### MATERIALS PROVIDED
BEGIN
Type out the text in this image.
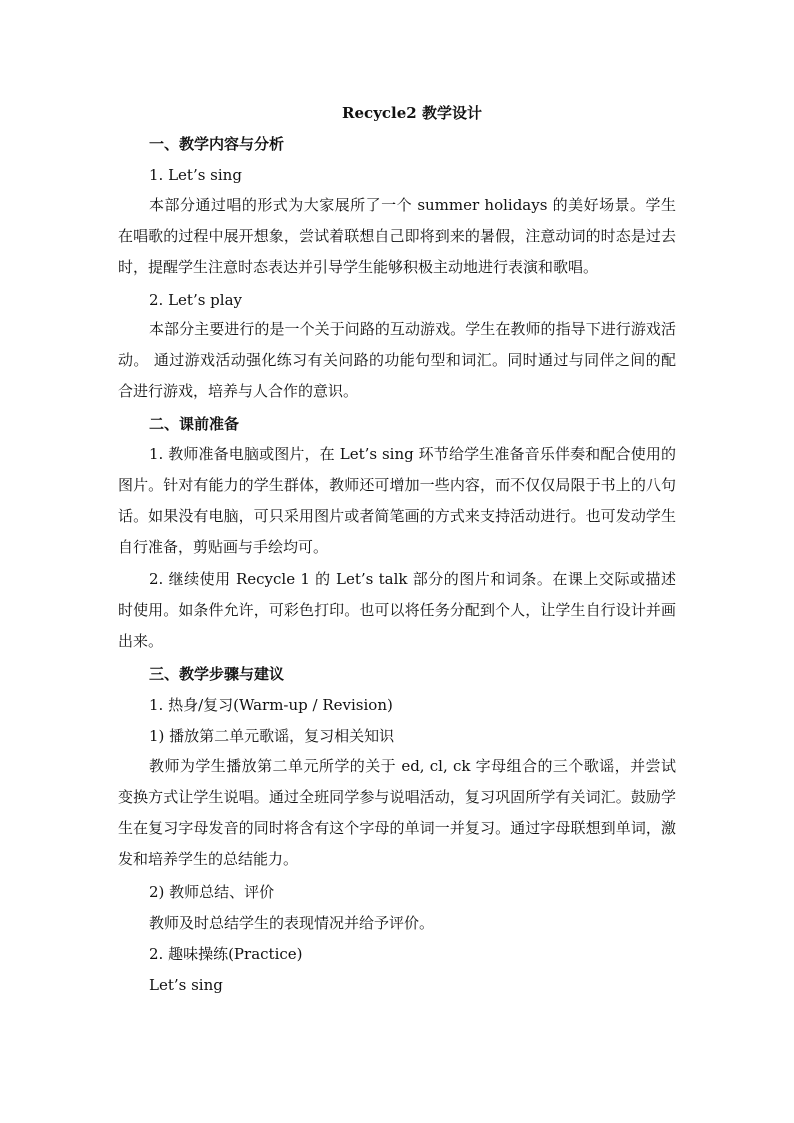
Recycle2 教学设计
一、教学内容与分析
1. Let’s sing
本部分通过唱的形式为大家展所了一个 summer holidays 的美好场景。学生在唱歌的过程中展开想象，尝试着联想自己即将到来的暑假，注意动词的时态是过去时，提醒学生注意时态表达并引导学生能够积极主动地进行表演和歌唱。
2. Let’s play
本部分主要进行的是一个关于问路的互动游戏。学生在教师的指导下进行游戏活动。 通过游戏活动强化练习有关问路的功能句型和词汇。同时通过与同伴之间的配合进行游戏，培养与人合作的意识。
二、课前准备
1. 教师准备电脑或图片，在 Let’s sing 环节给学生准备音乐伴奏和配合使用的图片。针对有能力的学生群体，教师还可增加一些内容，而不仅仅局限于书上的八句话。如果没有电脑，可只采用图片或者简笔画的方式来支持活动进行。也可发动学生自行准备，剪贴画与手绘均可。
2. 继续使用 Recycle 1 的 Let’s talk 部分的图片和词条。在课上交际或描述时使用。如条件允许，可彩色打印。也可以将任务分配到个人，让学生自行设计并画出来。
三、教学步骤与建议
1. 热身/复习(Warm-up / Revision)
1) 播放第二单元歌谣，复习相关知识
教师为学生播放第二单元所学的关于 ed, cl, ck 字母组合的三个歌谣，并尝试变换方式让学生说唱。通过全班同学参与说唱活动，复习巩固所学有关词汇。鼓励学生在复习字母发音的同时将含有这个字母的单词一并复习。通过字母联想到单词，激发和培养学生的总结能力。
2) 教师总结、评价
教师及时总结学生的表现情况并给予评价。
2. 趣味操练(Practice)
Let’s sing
END
BEGIN
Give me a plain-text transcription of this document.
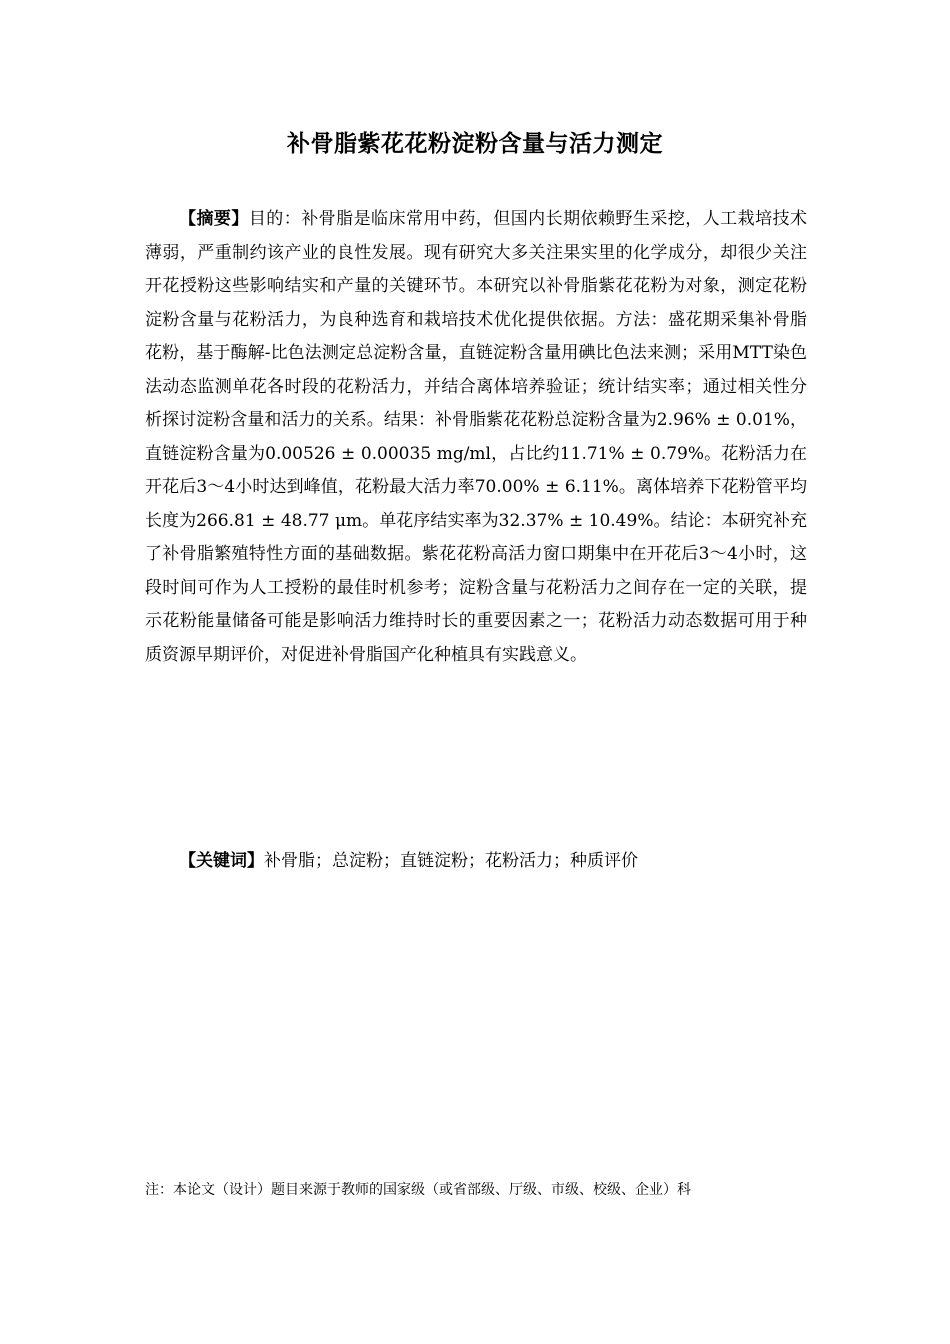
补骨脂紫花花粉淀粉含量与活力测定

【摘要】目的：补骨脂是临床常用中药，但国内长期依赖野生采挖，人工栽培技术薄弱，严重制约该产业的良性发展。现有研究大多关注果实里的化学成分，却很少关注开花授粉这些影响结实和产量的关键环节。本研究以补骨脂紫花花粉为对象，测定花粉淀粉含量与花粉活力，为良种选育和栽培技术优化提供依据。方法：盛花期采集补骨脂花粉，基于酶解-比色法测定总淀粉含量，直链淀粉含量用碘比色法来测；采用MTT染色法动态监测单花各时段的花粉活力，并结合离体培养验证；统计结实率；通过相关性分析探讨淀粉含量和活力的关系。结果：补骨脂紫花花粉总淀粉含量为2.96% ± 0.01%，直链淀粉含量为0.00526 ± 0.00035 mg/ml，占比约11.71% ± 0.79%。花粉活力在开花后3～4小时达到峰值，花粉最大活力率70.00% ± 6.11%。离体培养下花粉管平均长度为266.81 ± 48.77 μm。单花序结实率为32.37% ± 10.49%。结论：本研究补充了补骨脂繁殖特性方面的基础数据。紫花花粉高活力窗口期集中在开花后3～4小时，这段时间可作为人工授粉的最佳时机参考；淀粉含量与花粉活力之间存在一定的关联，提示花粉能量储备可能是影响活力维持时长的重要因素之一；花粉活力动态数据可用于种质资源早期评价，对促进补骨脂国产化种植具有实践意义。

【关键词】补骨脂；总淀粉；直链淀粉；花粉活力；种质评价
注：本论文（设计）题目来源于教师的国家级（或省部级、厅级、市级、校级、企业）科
END
### JOB
Take every line containing the word "text" and copy it.

### EXERCISE RESPONSE
Type out the text in this image.
Give me a plain-text transcription of this document.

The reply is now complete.